[RECORDS SUPPLIED start]

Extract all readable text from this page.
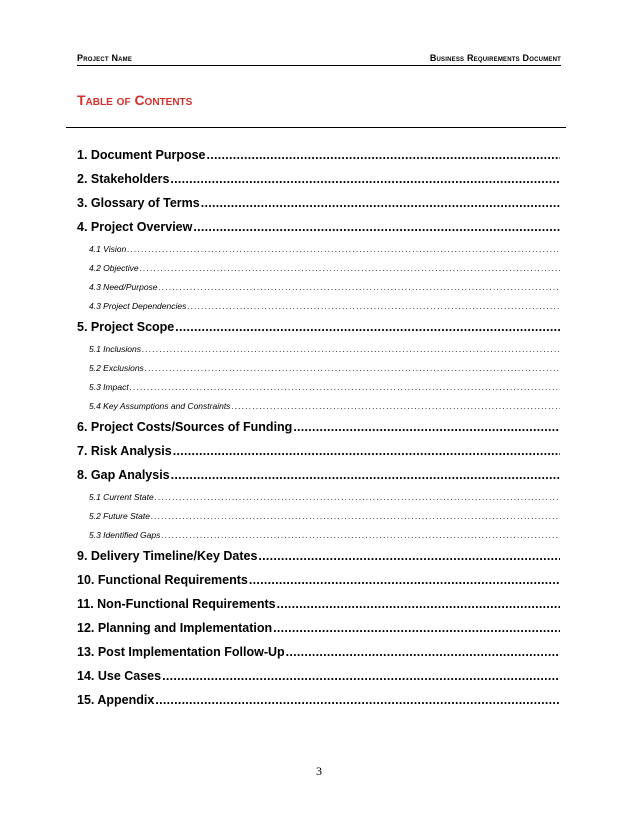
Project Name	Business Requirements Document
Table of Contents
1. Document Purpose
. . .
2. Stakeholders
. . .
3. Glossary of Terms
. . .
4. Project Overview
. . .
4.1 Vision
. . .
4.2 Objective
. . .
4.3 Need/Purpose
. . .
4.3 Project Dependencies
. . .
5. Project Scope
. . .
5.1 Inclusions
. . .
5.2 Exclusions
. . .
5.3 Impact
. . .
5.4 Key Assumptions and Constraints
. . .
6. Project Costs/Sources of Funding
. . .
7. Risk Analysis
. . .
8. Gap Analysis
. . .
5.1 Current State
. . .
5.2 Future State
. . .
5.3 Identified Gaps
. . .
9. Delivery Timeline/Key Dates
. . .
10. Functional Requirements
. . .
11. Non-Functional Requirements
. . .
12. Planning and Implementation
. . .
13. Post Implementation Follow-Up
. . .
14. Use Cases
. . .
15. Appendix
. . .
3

[RECORDS SUPPLIED end]
[RECORDS SUPPLIED start]

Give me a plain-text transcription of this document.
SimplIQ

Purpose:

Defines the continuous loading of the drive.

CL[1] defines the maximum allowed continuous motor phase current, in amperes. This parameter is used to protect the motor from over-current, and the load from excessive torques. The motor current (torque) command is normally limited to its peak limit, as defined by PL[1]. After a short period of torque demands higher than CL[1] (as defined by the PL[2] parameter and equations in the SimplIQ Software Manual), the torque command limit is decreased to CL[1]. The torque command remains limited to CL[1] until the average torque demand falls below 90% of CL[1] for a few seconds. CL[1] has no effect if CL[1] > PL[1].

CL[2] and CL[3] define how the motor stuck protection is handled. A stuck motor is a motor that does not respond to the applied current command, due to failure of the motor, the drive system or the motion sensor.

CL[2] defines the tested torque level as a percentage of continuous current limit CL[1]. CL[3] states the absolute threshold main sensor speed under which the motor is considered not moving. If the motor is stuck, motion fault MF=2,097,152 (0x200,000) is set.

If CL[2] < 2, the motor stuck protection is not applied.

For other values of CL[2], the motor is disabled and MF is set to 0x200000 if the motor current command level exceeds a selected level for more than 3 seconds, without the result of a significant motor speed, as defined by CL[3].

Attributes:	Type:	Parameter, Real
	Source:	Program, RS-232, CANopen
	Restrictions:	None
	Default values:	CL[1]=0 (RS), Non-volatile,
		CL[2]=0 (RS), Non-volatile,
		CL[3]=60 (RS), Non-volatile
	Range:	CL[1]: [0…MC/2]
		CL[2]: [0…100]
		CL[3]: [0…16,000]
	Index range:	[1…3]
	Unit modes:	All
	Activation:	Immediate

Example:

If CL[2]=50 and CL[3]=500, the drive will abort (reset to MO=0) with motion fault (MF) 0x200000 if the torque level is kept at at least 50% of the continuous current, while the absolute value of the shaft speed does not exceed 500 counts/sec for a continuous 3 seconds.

[RECORDS SUPPLIED end]
[RECORDS SUPPLIED start]

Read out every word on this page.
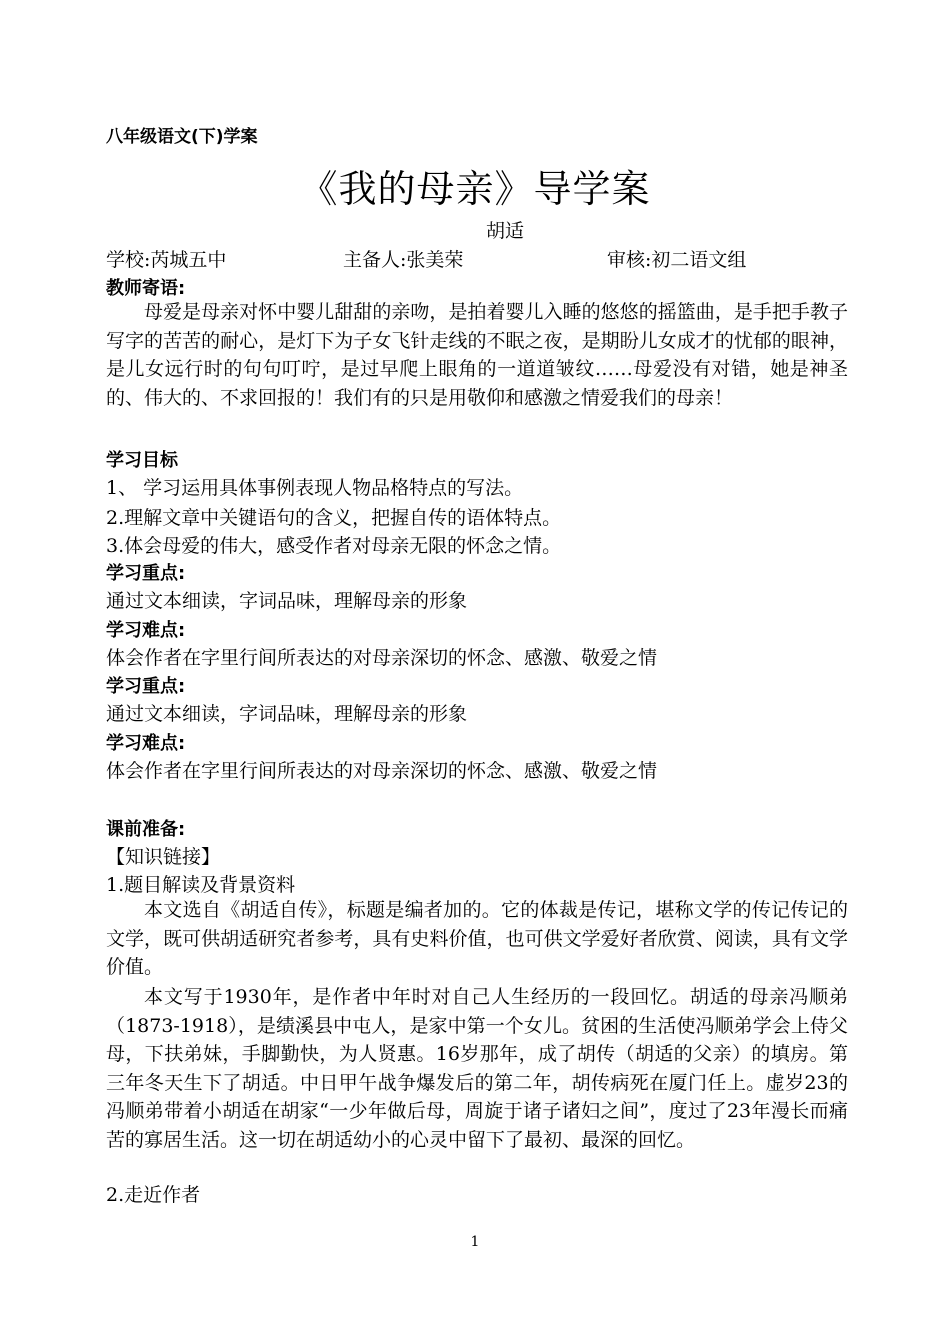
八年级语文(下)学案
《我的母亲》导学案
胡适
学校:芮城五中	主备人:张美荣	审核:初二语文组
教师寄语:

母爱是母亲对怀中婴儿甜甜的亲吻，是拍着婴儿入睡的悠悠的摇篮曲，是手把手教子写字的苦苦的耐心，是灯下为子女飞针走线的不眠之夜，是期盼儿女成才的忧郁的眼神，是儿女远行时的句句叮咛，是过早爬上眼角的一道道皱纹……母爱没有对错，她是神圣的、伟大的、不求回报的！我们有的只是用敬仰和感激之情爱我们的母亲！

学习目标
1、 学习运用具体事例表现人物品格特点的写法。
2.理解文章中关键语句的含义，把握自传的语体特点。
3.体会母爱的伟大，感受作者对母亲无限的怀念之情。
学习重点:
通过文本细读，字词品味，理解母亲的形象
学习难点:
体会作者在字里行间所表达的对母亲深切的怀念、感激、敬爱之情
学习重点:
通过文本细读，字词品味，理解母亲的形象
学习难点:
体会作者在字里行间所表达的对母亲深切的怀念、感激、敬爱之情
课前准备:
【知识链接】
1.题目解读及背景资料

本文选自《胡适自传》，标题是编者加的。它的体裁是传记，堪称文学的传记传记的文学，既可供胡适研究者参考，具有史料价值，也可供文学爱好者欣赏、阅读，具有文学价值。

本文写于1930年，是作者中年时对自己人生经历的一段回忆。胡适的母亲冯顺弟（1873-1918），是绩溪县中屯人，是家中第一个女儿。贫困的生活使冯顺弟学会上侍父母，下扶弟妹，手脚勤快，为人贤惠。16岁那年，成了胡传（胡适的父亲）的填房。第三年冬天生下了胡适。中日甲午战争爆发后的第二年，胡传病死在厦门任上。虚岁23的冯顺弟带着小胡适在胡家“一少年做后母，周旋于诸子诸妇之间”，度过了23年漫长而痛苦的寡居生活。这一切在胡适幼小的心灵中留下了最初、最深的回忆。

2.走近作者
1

[RECORDS SUPPLIED end]

TASK GOAL
Say how many lines in the records contain the string "limit", and say nothing else.

RESULT OF THIS TASK
2